▶ Data for processing:
## START

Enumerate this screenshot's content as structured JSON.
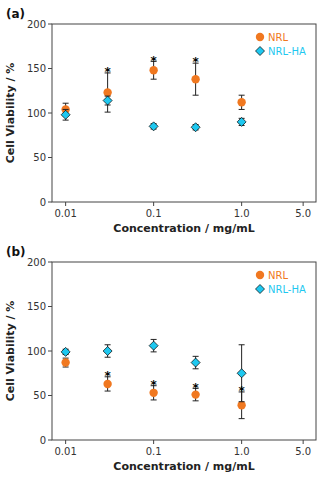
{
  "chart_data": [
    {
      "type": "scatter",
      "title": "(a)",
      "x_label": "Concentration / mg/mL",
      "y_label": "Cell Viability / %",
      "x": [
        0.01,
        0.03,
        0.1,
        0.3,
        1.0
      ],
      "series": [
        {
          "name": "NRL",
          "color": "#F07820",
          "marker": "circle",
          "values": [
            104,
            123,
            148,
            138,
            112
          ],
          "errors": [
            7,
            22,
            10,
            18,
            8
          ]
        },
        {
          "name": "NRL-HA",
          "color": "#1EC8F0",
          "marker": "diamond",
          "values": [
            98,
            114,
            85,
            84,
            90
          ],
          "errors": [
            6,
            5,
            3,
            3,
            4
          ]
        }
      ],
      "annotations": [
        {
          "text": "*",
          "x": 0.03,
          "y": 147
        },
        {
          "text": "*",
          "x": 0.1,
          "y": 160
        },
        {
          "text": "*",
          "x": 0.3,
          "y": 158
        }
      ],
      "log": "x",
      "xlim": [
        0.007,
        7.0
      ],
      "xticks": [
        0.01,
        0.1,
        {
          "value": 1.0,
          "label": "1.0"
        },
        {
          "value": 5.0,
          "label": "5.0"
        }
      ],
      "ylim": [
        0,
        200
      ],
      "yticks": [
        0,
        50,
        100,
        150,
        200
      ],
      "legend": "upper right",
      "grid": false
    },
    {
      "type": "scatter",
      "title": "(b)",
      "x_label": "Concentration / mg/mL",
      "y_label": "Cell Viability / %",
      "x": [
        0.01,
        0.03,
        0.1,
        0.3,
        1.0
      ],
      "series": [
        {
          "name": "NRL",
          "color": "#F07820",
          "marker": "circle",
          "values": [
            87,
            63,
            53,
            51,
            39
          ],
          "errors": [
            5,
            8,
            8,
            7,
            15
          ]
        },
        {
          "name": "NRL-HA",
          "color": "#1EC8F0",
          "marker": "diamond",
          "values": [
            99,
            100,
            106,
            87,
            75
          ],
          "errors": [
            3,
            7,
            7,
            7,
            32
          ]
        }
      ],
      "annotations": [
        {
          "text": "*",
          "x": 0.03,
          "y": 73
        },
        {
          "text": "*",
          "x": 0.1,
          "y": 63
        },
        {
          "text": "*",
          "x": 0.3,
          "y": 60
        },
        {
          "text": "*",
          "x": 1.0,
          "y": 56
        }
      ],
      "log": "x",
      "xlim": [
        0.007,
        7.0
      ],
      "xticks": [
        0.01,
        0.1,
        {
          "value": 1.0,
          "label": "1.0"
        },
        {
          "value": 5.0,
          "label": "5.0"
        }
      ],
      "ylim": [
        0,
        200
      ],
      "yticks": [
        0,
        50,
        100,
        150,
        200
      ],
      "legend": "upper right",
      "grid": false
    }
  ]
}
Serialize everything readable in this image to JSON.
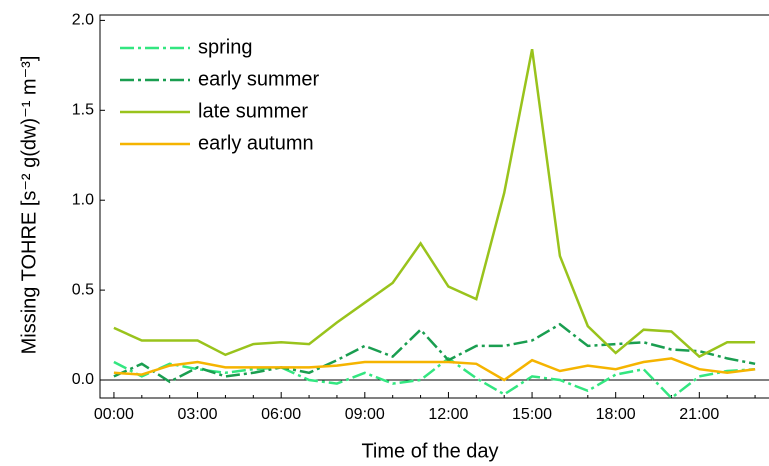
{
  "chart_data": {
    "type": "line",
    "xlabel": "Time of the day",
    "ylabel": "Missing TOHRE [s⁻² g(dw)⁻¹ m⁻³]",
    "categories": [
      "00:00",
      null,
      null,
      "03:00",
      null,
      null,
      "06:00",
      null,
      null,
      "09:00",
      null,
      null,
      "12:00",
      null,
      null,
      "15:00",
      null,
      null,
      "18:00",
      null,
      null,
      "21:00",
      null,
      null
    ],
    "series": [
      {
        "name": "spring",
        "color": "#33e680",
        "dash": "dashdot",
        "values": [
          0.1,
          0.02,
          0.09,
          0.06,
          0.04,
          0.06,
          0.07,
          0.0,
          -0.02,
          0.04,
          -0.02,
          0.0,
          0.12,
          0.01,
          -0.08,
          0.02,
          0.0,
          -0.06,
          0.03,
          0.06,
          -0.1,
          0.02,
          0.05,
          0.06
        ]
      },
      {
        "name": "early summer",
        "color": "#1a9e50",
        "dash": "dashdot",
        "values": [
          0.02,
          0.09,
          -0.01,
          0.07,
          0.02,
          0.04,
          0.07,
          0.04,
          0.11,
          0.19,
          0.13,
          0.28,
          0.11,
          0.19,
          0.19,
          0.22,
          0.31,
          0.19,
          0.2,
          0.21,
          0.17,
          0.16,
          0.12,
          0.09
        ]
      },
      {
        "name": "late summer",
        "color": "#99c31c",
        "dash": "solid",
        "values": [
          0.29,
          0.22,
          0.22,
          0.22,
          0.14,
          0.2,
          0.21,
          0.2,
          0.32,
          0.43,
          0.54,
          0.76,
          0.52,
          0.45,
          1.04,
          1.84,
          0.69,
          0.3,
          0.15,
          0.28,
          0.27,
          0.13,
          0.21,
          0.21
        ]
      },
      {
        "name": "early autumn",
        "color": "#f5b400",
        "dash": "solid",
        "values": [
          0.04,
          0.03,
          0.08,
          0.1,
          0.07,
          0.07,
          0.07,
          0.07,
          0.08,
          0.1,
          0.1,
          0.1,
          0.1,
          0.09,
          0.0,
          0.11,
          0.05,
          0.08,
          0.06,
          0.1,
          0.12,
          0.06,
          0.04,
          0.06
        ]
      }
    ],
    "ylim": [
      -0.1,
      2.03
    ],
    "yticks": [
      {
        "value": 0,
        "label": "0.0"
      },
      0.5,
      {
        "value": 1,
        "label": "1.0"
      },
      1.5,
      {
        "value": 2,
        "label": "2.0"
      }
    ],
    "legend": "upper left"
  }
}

## END

▶ Task to carry out: Filter the listing above by the word "early"; copy each line that passes.

▶ Written answer:
        "name": "early summer",
        "name": "early autumn",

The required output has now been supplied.